▶ [Exercise]: Lines containing the word "Bundesrath" are the ones to copy from the records below.
-- Begin Exercise materials --
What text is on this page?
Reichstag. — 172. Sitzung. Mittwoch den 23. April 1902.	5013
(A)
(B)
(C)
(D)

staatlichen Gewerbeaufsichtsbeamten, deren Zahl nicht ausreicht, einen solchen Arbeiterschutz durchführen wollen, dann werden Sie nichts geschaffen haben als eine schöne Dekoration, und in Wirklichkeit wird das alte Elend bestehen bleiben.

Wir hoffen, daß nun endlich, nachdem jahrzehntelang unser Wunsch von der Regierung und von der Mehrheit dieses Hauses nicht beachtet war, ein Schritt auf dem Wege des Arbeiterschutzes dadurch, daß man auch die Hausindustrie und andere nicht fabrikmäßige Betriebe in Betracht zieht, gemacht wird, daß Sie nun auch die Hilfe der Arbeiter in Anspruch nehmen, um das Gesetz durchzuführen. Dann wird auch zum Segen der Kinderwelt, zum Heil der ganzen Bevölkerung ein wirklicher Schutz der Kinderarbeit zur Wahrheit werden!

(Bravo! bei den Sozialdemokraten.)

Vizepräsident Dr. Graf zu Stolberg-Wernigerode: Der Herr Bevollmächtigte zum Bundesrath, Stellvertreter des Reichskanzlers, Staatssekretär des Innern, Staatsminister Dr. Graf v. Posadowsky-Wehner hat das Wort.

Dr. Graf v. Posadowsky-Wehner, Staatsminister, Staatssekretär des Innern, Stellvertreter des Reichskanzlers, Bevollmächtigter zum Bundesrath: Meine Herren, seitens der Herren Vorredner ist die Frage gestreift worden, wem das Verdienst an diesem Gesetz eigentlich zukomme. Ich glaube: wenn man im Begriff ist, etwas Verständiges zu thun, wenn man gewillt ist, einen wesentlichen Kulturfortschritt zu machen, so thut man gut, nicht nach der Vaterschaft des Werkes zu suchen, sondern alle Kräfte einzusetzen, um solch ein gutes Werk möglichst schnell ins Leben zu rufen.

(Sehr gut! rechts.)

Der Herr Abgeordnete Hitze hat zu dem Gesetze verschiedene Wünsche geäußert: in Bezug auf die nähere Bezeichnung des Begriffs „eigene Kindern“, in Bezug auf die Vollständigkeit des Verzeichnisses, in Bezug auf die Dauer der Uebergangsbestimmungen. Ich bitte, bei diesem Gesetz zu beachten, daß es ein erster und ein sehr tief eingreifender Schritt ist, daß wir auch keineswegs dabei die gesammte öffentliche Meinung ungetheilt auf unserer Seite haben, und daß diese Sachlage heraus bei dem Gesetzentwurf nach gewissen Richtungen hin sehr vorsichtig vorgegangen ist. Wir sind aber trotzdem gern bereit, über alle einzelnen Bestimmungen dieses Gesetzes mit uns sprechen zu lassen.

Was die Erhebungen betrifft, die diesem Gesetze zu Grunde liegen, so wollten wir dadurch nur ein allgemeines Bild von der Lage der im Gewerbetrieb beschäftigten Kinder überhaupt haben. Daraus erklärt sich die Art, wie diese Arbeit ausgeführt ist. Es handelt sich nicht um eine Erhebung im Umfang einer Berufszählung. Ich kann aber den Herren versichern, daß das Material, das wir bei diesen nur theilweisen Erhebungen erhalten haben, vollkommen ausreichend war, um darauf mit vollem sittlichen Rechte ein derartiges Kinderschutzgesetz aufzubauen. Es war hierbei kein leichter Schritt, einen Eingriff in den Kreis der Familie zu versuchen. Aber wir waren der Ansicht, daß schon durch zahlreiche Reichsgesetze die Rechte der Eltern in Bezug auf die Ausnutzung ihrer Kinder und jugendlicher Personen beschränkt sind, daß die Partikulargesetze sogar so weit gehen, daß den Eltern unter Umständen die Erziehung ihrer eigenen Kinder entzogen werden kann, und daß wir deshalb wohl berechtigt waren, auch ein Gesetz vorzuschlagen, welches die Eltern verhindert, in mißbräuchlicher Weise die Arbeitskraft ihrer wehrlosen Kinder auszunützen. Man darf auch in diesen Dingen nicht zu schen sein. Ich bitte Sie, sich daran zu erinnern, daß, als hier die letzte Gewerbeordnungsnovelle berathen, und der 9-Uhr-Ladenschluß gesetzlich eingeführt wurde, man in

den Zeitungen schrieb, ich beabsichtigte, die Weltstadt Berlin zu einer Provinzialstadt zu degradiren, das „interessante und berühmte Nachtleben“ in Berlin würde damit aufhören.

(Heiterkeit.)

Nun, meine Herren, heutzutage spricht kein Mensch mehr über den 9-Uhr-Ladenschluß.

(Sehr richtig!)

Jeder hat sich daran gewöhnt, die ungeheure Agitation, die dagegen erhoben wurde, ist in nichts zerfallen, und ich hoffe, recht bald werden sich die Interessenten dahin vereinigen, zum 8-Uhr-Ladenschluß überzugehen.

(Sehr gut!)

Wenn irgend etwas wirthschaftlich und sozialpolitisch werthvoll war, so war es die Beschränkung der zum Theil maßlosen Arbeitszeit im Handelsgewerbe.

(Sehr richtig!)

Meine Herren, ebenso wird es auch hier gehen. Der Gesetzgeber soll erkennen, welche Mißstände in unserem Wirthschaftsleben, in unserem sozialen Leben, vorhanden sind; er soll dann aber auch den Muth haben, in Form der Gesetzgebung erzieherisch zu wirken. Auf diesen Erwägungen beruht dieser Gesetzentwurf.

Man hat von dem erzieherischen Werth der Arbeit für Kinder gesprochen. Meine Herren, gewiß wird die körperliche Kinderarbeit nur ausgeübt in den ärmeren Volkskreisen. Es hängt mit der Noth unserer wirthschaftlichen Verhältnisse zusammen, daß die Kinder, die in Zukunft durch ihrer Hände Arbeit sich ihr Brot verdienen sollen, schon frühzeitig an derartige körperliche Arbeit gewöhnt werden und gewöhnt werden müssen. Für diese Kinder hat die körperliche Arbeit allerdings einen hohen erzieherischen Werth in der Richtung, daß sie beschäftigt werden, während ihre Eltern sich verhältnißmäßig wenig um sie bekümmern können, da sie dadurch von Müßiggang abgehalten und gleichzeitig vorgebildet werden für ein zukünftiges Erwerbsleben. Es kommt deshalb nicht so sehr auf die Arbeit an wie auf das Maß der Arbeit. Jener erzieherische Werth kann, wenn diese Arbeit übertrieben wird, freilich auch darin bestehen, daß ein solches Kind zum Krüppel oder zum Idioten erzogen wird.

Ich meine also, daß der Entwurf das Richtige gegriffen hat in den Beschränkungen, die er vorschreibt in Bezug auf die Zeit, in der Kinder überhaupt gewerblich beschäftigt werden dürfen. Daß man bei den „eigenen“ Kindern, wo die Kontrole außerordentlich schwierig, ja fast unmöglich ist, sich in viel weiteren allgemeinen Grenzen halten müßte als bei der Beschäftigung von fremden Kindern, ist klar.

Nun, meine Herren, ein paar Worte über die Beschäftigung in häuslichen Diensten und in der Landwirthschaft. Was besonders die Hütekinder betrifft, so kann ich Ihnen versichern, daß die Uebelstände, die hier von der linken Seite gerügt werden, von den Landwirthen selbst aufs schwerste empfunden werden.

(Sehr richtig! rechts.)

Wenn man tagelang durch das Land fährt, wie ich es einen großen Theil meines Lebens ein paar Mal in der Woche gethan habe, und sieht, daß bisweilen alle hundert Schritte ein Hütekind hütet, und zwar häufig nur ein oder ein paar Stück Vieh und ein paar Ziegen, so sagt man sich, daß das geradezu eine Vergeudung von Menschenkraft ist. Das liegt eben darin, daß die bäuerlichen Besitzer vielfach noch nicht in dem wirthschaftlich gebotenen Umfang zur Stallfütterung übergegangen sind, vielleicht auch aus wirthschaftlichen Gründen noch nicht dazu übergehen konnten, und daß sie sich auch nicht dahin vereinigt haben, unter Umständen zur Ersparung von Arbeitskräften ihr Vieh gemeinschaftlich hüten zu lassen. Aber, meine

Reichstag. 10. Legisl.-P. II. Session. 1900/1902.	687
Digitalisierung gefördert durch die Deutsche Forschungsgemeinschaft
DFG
-- End Exercise materials --
▶ [Answer to this task]:
Vizepräsident Dr. Graf zu Stolberg-Wernigerode: Der Herr Bevollmächtigte zum Bundesrath, Stellvertreter des Reichskanzlers, Staatssekretär des Innern, Staatsminister Dr. Graf v. Posadowsky-Wehner hat das Wort.
Dr. Graf v. Posadowsky-Wehner, Staatsminister, Staatssekretär des Innern, Stellvertreter des Reichskanzlers, Bevollmächtigter zum Bundesrath: Meine Herren, seitens der Herren Vorredner ist die Frage gestreift worden, wem das Verdienst an diesem Gesetz eigentlich zukomme. Ich glaube: wenn man im Begriff ist, etwas Verständiges zu thun, wenn man gewillt ist, einen wesentlichen Kulturfortschritt zu machen, so thut man gut, nicht nach der Vaterschaft des Werkes zu suchen, sondern alle Kräfte einzusetzen, um solch ein gutes Werk möglichst schnell ins Leben zu rufen.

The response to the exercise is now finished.